* [Short exercise]
Copy each line of the records that holds the string "Япония".

* [Information supplied]
[START]

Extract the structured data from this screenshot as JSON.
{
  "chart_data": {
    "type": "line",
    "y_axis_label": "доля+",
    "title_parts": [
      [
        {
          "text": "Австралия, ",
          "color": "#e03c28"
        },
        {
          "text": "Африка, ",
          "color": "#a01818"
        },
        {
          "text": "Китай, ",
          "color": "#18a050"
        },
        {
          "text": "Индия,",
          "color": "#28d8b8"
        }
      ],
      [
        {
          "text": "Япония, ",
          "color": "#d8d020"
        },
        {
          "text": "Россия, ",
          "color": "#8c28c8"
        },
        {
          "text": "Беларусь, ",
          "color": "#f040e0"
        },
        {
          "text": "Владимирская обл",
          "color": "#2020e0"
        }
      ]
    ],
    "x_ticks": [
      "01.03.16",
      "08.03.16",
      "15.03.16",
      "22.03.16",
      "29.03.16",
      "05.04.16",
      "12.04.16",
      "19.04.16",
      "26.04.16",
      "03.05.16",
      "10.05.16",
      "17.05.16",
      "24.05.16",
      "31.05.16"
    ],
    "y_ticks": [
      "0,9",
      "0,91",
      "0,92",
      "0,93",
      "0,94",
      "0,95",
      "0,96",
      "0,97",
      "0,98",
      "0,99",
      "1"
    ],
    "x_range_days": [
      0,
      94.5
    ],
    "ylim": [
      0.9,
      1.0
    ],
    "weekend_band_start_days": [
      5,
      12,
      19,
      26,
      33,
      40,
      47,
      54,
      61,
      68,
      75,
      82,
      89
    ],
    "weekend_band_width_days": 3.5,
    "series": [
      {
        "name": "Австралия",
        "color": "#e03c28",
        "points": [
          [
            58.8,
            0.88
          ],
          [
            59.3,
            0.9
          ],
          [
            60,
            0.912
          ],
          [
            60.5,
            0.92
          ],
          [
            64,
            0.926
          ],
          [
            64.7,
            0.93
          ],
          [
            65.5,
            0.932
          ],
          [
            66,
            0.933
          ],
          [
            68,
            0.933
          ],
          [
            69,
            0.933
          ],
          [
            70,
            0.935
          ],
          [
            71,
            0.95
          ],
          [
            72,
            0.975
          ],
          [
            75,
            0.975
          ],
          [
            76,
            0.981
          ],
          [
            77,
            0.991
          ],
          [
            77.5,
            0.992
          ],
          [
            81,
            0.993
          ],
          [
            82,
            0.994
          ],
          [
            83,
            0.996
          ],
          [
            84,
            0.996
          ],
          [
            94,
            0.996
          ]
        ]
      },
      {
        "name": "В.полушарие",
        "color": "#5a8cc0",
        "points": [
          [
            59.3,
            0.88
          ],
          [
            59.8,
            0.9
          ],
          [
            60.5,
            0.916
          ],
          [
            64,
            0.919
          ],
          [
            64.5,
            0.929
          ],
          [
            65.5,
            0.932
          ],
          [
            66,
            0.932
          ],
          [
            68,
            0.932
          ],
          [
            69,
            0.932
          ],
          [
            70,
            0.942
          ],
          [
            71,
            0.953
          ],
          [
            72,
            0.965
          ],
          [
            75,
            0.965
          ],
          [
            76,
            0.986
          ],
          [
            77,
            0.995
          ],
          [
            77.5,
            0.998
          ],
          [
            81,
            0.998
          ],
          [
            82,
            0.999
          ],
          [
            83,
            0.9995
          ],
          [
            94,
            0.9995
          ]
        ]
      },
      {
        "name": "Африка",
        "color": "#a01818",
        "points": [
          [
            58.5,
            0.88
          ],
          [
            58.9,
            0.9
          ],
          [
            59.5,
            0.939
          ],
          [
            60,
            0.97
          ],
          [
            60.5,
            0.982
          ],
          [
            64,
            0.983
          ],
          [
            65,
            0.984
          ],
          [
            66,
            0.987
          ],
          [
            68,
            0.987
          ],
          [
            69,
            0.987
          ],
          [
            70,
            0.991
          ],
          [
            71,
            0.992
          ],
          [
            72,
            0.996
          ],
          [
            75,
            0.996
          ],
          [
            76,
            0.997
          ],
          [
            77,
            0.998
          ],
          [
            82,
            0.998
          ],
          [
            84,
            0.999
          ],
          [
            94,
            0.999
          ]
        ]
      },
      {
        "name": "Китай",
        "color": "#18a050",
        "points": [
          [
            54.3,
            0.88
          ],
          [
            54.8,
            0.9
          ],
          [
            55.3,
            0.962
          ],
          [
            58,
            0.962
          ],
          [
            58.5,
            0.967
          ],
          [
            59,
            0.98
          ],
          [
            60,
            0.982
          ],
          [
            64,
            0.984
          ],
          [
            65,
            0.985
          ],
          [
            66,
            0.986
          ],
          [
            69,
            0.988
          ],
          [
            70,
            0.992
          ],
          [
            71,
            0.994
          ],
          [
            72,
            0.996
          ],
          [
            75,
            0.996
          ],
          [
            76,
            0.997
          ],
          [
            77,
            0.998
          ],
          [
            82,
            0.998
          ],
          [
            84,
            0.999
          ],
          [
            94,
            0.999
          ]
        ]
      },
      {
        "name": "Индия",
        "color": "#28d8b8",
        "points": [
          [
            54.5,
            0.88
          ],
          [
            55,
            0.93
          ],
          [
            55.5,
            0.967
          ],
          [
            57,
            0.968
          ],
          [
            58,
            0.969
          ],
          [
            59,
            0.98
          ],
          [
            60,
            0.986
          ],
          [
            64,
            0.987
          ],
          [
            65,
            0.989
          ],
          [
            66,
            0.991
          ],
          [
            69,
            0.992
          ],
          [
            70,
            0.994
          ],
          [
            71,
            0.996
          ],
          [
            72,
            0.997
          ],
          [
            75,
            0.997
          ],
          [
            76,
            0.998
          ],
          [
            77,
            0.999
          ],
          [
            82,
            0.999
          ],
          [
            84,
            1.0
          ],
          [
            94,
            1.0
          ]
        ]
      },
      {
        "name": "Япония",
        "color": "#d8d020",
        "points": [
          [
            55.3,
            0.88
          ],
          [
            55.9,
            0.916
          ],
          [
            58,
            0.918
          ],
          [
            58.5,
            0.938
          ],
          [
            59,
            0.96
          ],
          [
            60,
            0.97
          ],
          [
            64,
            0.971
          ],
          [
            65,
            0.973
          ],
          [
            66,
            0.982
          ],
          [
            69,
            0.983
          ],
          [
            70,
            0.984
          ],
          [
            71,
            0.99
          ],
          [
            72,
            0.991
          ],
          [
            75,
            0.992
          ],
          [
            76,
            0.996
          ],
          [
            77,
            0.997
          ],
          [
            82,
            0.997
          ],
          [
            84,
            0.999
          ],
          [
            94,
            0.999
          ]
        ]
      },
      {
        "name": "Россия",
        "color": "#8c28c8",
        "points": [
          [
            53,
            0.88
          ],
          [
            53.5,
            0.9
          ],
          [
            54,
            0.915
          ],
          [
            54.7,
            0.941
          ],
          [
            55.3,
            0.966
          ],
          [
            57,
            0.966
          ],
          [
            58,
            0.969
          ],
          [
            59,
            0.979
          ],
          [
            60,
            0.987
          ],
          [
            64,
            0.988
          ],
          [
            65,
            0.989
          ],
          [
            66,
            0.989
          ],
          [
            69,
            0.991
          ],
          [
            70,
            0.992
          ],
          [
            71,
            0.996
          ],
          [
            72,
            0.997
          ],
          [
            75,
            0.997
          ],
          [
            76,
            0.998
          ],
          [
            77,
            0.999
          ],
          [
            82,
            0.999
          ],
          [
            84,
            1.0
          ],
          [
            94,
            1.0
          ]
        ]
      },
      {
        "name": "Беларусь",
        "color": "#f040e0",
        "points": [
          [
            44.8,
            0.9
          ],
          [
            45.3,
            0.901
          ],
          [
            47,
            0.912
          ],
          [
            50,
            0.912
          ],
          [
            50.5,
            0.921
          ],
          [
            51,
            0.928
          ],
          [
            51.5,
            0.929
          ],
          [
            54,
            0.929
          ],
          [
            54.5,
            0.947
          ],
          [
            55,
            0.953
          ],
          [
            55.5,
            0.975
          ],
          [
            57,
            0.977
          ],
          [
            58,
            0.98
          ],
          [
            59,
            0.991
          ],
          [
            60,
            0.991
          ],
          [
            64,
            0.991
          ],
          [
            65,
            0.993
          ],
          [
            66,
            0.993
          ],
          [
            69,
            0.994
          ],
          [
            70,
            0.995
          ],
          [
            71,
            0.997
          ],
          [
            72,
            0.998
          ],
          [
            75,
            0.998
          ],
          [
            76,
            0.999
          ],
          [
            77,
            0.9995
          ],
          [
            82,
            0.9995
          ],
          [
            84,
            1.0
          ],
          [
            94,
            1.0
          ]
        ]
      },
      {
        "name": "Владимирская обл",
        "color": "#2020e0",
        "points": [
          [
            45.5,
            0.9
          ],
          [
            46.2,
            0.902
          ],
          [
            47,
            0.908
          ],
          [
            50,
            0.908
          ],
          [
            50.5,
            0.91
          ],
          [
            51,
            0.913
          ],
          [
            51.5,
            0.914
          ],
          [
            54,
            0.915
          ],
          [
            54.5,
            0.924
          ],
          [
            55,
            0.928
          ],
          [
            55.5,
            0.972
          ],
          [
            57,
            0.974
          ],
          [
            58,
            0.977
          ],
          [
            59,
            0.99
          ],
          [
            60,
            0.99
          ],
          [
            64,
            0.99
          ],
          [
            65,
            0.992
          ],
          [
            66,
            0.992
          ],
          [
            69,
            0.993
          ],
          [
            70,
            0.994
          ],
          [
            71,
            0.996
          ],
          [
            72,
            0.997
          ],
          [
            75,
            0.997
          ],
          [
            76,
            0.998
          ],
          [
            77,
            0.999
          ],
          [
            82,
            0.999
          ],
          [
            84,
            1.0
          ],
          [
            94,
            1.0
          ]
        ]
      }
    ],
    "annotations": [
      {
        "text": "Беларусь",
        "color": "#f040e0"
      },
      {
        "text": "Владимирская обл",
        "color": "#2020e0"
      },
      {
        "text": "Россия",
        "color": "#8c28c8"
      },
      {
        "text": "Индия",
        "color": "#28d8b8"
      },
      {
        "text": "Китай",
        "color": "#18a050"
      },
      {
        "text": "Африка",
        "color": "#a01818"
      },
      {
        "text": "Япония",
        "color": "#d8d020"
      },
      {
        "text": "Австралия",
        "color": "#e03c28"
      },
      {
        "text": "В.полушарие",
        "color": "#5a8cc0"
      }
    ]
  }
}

[END]

* [Final result]
          "text": "Япония, ",
        "name": "Япония",
        "text": "Япония",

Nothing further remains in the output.